## Problema proposto A
Altere o trecho sobre o Yom Kipur de "1) Como citado" a "forma de responde-la[2]].", substituindo "teshuvá" por "arrependimento".

## Trecho de origem

= = = = =

Para explicar este midrash, é preciso primeiramente levantarmos algumas perguntas sobre o Yom Kipur:

1) Como citado em capítulos anteriores: De acordo com a maioria dos sábios no Talmud (que discutem com Rabí Yehudá Hanassí) e conforme ficou determinado no lei, o “próprio dia” de Yom Kipur expia os pecados junto com a teshuvá. Se a teshuvá sozinha não tem poder de expiar pelo pecado, como o próprio fato de ter chegado o dia de Yom Kipur pode resolver? [Esta questão foi abordada também nos capítulos anteriores, mas neste capitulo vamos apresentar, com a ajuda de D’us, outra forma de responde-la[2]].

= = = = =

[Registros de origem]
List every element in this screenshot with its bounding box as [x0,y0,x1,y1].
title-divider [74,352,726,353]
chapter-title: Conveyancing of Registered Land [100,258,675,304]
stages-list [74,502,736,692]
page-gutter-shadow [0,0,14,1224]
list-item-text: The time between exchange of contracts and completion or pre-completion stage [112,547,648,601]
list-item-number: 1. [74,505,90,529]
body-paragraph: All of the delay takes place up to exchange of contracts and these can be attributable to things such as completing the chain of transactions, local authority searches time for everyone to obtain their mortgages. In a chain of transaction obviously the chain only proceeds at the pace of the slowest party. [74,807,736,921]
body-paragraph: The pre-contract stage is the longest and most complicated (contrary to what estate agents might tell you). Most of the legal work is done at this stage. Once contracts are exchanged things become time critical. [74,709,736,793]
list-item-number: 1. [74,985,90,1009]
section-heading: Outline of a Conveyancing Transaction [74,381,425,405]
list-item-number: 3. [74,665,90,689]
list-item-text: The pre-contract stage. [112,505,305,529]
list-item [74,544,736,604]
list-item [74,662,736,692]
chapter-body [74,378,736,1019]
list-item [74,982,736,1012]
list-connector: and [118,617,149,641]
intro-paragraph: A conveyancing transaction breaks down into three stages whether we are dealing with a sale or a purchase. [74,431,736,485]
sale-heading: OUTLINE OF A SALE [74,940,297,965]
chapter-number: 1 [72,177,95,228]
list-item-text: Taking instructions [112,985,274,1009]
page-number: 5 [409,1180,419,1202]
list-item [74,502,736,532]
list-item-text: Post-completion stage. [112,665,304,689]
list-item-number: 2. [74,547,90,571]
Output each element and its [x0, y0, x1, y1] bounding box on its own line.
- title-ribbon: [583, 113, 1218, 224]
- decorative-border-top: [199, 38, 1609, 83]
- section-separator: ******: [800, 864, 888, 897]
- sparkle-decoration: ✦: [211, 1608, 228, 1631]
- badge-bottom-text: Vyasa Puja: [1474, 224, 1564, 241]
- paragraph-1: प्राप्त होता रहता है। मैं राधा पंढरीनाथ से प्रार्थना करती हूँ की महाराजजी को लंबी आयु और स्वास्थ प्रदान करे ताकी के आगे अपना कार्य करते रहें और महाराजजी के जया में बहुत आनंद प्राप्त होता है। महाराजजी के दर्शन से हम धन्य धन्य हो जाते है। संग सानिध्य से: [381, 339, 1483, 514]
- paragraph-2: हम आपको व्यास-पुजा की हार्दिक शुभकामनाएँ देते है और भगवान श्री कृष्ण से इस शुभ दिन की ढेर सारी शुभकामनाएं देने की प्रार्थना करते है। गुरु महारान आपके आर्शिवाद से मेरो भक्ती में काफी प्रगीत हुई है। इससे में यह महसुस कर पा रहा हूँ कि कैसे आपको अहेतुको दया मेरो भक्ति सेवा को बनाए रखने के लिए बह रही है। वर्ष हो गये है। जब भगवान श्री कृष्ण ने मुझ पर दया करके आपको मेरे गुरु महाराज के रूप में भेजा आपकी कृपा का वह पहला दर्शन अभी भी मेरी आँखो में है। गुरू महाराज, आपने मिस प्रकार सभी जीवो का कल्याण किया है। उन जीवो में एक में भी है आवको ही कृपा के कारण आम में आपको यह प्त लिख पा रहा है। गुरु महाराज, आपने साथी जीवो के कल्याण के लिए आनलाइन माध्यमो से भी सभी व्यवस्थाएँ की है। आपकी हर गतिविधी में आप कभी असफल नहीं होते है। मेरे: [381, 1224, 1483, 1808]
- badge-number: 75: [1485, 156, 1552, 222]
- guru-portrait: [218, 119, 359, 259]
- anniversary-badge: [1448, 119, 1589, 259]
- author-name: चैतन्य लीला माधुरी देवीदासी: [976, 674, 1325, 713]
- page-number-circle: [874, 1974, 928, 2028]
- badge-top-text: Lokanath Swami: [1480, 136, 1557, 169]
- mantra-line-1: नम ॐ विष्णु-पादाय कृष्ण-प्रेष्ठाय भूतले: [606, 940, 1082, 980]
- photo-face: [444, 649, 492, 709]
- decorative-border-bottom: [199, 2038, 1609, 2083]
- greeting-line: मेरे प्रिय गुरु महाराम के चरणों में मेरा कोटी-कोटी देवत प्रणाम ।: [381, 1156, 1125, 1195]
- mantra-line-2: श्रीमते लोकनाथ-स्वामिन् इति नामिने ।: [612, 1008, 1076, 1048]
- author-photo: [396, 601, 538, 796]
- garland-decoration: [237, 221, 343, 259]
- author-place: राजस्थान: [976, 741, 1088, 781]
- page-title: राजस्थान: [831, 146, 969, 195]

= = = = =

## Problema proposto B
Repita fielmente as linhas da listagem, do início dela até a linha que contém "body-paragraph: All of", incluindo essa linha.

## Resposta esperada A
1) Como citado em capítulos anteriores: De acordo com a maioria dos sábios no Talmud (que discutem com Rabí Yehudá Hanassí) e conforme ficou determinado no lei, o “próprio dia” de Yom Kipur expia os pecados junto com a arrependimento. Se a arrependimento sozinha não tem poder de expiar pelo pecado, como o próprio fato de ter chegado o dia de Yom Kipur pode resolver? [Esta questão foi abordada também nos capítulos anteriores, mas neste capitulo vamos apresentar, com a ajuda de D’us, outra forma de responde-la[2]].

## Resposta esperada B
List every element in this screenshot with its bounding box as [x0,y0,x1,y1].
title-divider [74,352,726,353]
chapter-title: Conveyancing of Registered Land [100,258,675,304]
stages-list [74,502,736,692]
page-gutter-shadow [0,0,14,1224]
list-item-text: The time between exchange of contracts and completion or pre-completion stage [112,547,648,601]
list-item-number: 1. [74,505,90,529]
body-paragraph: All of the delay takes place up to exchange of contracts and these can be attributable to things such as completing the chain of transactions, local authority searches time for everyone to obtain their mortgages. In a chain of transaction obviously the chain only proceeds at the pace of the slowest party. [74,807,736,921]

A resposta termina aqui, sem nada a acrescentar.